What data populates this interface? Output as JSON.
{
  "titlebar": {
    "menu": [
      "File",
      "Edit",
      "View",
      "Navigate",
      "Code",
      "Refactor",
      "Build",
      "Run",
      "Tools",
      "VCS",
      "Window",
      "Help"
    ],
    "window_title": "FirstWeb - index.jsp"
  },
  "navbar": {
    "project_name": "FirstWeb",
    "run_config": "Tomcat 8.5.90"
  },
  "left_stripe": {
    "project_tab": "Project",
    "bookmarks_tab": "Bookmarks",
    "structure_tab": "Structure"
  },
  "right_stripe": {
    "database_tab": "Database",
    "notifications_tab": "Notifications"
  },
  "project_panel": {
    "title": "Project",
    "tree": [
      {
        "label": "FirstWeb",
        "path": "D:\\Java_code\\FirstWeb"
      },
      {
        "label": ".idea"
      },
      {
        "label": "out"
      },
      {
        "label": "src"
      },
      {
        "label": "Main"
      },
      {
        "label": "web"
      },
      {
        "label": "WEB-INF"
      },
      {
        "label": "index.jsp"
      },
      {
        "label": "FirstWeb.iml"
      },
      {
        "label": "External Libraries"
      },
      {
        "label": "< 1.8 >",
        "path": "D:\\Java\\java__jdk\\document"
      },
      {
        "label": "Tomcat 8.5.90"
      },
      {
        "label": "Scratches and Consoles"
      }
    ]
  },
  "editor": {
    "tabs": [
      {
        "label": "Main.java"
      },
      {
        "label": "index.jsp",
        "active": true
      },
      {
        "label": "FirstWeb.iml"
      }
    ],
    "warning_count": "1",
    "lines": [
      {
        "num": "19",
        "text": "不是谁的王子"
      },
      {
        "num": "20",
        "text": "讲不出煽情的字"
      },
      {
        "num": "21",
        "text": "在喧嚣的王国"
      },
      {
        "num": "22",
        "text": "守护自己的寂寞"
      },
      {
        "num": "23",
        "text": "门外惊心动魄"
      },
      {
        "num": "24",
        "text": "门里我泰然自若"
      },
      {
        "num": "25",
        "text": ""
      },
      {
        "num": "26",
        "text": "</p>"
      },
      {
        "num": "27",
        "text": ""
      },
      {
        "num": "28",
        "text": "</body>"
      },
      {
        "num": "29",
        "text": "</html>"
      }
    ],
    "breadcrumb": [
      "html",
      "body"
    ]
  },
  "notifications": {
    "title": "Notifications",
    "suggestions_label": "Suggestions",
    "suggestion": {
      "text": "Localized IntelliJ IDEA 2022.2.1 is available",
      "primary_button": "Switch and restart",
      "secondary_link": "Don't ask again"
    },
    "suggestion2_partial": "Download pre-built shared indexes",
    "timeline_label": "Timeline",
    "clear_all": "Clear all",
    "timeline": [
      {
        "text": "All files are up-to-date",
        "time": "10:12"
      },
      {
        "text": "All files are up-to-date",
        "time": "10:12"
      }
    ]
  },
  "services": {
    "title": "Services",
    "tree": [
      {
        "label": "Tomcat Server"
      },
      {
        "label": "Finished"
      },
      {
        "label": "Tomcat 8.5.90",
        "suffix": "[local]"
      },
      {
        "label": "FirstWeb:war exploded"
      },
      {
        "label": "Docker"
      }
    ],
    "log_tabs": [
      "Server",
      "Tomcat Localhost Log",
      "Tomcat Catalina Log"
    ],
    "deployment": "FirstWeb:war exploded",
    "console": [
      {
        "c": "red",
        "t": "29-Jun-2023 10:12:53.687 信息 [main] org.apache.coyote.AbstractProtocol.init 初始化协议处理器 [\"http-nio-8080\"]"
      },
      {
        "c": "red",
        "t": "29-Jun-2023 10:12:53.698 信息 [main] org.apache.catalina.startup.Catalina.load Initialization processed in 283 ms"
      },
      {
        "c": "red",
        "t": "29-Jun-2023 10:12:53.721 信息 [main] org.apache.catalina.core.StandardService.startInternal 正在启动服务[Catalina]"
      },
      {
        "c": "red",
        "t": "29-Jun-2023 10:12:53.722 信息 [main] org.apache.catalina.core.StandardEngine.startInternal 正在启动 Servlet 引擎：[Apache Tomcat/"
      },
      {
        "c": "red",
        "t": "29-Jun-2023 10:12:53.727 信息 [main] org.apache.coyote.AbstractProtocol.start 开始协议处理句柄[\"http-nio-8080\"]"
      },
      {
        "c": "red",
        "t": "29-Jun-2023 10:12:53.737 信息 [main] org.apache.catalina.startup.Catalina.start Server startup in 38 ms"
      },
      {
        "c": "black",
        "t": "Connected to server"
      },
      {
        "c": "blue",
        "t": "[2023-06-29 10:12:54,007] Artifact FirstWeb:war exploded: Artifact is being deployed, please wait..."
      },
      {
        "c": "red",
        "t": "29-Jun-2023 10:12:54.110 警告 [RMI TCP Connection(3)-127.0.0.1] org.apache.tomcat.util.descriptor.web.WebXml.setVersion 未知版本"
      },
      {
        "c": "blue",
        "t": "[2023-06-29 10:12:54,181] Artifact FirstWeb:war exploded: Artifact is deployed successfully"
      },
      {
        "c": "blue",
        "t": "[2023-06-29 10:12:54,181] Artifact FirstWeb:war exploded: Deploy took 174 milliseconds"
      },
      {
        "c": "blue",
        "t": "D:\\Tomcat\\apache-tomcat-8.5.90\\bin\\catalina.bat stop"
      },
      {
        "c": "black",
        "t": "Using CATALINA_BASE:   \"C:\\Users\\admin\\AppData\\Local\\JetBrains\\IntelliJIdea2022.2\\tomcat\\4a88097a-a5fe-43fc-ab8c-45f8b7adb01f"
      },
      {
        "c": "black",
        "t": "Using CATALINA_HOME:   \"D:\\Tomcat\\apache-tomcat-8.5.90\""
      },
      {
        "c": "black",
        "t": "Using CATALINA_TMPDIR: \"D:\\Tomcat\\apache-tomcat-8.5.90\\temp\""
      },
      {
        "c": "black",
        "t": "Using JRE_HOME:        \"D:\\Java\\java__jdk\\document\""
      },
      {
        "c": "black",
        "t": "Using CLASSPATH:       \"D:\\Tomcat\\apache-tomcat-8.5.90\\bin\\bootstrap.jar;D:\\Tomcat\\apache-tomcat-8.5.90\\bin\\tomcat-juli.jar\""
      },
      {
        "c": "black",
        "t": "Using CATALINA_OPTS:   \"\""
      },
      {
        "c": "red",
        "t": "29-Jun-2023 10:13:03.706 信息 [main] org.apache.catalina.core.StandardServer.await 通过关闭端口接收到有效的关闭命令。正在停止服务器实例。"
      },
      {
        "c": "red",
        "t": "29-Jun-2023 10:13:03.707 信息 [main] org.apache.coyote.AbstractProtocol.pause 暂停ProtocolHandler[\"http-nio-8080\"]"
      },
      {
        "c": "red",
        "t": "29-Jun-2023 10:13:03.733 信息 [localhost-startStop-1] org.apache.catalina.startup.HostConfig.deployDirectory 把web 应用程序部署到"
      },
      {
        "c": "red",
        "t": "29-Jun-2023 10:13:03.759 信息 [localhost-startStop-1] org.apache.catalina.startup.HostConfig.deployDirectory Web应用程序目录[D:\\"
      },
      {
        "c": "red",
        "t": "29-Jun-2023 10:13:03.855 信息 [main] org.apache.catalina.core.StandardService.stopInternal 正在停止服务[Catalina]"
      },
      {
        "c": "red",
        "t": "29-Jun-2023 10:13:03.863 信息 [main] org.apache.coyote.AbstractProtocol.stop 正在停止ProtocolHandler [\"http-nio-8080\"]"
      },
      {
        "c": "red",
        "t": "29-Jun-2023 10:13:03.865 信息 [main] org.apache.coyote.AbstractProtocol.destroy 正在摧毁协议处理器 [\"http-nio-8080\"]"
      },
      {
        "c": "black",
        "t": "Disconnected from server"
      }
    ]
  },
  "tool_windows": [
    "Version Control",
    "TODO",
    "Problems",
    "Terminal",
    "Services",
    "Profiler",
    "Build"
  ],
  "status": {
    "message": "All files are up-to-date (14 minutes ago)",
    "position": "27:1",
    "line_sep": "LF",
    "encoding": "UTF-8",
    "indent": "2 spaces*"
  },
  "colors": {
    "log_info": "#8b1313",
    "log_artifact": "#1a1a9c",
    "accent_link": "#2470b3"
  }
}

------------------------------------------------------------------------

_YOUR TASK_
Which lines contain "startStop"? Show each of them.

_EXERCISE OUTPUT_
        "t": "29-Jun-2023 10:13:03.733 信息 [localhost-startStop-1] org.apache.catalina.startup.HostConfig.deployDirectory 把web 应用程序部署到"
        "t": "29-Jun-2023 10:13:03.759 信息 [localhost-startStop-1] org.apache.catalina.startup.HostConfig.deployDirectory Web应用程序目录[D:\\"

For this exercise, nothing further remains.